The entries need to be copied exactly.

Records contained in a dataset:
____________________

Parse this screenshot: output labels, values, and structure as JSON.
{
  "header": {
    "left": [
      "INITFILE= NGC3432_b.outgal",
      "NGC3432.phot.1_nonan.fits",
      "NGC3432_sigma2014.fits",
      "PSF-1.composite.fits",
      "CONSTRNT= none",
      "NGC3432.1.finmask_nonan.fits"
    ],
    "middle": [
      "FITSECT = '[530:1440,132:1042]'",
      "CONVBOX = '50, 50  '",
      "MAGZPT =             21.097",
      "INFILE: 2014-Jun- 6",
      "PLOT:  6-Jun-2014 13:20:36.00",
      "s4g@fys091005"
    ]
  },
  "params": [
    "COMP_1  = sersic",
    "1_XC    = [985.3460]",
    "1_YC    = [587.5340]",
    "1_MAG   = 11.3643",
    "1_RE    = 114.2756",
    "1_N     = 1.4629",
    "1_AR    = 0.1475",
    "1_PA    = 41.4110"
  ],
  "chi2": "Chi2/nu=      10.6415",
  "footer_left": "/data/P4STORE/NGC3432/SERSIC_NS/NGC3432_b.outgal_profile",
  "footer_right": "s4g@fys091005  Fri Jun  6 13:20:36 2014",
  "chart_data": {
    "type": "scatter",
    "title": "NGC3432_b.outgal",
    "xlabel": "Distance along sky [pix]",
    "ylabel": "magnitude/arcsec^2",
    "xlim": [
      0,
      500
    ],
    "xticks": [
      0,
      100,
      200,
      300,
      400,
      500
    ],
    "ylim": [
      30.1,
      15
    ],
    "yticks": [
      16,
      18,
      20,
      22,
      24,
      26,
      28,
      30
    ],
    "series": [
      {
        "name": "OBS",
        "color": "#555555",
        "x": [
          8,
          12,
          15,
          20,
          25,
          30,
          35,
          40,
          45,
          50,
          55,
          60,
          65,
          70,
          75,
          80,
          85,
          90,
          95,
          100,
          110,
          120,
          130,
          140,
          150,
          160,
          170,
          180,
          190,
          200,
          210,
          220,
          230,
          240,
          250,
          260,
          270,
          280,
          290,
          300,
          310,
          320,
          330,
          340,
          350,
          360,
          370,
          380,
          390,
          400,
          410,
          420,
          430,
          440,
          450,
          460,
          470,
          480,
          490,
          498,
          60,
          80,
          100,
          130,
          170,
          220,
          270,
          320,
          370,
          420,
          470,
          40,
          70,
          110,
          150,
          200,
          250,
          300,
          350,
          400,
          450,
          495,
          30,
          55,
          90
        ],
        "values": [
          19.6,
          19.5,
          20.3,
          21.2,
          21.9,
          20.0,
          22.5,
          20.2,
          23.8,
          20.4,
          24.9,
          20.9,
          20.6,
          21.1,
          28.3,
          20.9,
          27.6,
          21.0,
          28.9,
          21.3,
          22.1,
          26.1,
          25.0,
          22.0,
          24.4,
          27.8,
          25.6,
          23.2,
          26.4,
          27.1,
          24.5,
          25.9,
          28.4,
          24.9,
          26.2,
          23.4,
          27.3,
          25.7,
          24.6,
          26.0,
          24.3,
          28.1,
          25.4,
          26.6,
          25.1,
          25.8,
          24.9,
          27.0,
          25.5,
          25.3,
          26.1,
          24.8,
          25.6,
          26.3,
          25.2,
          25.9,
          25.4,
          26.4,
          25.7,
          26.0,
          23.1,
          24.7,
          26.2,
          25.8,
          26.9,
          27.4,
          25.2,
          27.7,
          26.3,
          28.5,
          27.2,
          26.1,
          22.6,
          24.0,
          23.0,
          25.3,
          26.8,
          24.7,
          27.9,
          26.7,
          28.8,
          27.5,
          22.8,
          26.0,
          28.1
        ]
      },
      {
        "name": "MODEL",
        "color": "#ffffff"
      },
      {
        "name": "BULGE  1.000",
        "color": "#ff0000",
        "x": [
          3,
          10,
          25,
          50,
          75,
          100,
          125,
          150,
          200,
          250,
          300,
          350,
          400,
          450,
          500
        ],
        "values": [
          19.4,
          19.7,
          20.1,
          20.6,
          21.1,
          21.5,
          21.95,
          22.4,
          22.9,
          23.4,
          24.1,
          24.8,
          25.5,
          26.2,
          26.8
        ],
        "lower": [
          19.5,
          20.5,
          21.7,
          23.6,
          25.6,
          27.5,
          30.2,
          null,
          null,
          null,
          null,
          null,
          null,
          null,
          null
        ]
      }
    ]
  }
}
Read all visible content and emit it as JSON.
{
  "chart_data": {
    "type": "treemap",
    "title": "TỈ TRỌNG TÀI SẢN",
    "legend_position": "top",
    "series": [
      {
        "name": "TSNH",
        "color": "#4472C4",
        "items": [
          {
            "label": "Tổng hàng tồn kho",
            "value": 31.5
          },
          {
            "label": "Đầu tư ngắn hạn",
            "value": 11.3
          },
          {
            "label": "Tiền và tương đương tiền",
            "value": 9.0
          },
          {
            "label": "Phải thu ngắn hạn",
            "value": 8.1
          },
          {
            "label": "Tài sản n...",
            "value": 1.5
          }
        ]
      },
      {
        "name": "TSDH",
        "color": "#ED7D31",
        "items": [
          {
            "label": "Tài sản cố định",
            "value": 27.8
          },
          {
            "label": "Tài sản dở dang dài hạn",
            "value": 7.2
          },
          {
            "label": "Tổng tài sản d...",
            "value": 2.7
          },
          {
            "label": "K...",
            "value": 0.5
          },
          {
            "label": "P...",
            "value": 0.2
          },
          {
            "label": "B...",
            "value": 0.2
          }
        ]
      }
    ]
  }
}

____________________

**Problem solution**
Parse this screenshot: output labels, values, and structure as JSON.
{
  "header": {
    "left": [
      "INITFILE= NGC3432_b.outgal",
      "NGC3432.phot.1_nonan.fits",
      "NGC3432_sigma2014.fits",
      "PSF-1.composite.fits",
      "CONSTRNT= none",
      "NGC3432.1.finmask_nonan.fits"
    ],
    "middle": [
      "FITSECT = '[530:1440,132:1042]'",
      "CONVBOX = '50, 50  '",
      "MAGZPT =             21.097",
      "INFILE: 2014-Jun- 6",
      "PLOT:  6-Jun-2014 13:20:36.00",
      "s4g@fys091005"
    ]
  },
  "params": [
    "COMP_1  = sersic",
    "1_XC    = [985.3460]",
    "1_YC    = [587.5340]",
    "1_MAG   = 11.3643",
    "1_RE    = 114.2756",
    "1_N     = 1.4629",
    "1_AR    = 0.1475",
    "1_PA    = 41.4110"
  ],
  "chi2": "Chi2/nu=      10.6415",
  "footer_left": "/data/P4STORE/NGC3432/SERSIC_NS/NGC3432_b.outgal_profile",
  "footer_right": "s4g@fys091005  Fri Jun  6 13:20:36 2014",
  "chart_data": {
    "type": "scatter",
    "title": "NGC3432_b.outgal",
    "xlabel": "Distance along sky [pix]",
    "ylabel": "magnitude/arcsec^2",
    "xlim": [
      0,
      500
    ],
    "xticks": [
      0,
      100,
      200,
      300,
      400,
      500
    ],
    "ylim": [
      30.1,
      15
    ],
    "yticks": [
      16,
      18,
      20,
      22,
      24,
      26,
      28,
      30
    ],
    "series": [
      {
        "name": "OBS",
        "color": "#555555",
        "x": [
          8,
          12,
          15,
          20,
          25,
          30,
          35,
          40,
          45,
          50,
          55,
          60,
          65,
          70,
          75,
          80,
          85,
          90,
          95,
          100,
          110,
          120,
          130,
          140,
          150,
          160,
          170,
          180,
          190,
          200,
          210,
          220,
          230,
          240,
          250,
          260,
          270,
          280,
          290,
          300,
          310,
          320,
          330,
          340,
          350,
          360,
          370,
          380,
          390,
          400,
          410,
          420,
          430,
          440,
          450,
          460,
          470,
          480,
          490,
          498,
          60,
          80,
          100,
          130,
          170,
          220,
          270,
          320,
          370,
          420,
          470,
          40,
          70,
          110,
          150,
          200,
          250,
          300,
          350,
          400,
          450,
          495,
          30,
          55,
          90
        ],
        "values": [
          19.6,
          19.5,
          20.3,
          21.2,
          21.9,
          20.0,
          22.5,
          20.2,
          23.8,
          20.4,
          24.9,
          20.9,
          20.6,
          21.1,
          28.3,
          20.9,
          27.6,
          21.0,
          28.9,
          21.3,
          22.1,
          26.1,
          25.0,
          22.0,
          24.4,
          27.8,
          25.6,
          23.2,
          26.4,
          27.1,
          24.5,
          25.9,
          28.4,
          24.9,
          26.2,
          23.4,
          27.3,
          25.7,
          24.6,
          26.0,
          24.3,
          28.1,
          25.4,
          26.6,
          25.1,
          25.8,
          24.9,
          27.0,
          25.5,
          25.3,
          26.1,
          24.8,
          25.6,
          26.3,
          25.2,
          25.9,
          25.4,
          26.4,
          25.7,
          26.0,
          23.1,
          24.7,
          26.2,
          25.8,
          26.9,
          27.4,
          25.2,
          27.7,
          26.3,
          28.5,
          27.2,
          26.1,
          22.6,
          24.0,
          23.0,
          25.3,
          26.8,
          24.7,
          27.9,
          26.7,
          28.8,
          27.5,
          22.8,
          26.0,
          28.1
        ]
      },
      {
        "name": "MODEL",
        "color": "#ffffff"
      },
      {
        "name": "BULGE  1.000",
        "color": "#ff0000",
        "x": [
          3,
          10,
          25,
          50,
          75,
          100,
          125,
          150,
          200,
          250,
          300,
          350,
          400,
          450,
          500
        ],
        "values": [
          19.4,
          19.7,
          20.1,
          20.6,
          21.1,
          21.5,
          21.95,
          22.4,
          22.9,
          23.4,
          24.1,
          24.8,
          25.5,
          26.2,
          26.8
        ],
        "lower": [
          19.5,
          20.5,
          21.7,
          23.6,
          25.6,
          27.5,
          30.2,
          null,
          null,
          null,
          null,
          null,
          null,
          null,
          null
        ]
      }
    ]
  }
}
Read all visible content and emit it as JSON.
{
  "chart_data": {
    "type": "treemap",
    "title": "TỈ TRỌNG TÀI SẢN",
    "legend_position": "top",
    "series": [
      {
        "name": "TSNH",
        "color": "#4472C4",
        "items": [
          {
            "label": "Tổng hàng tồn kho",
            "value": 31.5
          },
          {
            "label": "Đầu tư ngắn hạn",
            "value": 11.3
          },
          {
            "label": "Tiền và tương đương tiền",
            "value": 9.0
          },
          {
            "label": "Phải thu ngắn hạn",
            "value": 8.1
          },
          {
            "label": "Tài sản n...",
            "value": 1.5
          }
        ]
      },
      {
        "name": "TSDH",
        "color": "#ED7D31",
        "items": [
          {
            "label": "Tài sản cố định",
            "value": 27.8
          },
          {
            "label": "Tài sản dở dang dài hạn",
            "value": 7.2
          },
          {
            "label": "Tổng tài sản d...",
            "value": 2.7
          },
          {
            "label": "K...",
            "value": 0.5
          },
          {
            "label": "P...",
            "value": 0.2
          },
          {
            "label": "B...",
            "value": 0.2
          }
        ]
      }
    ]
  }
}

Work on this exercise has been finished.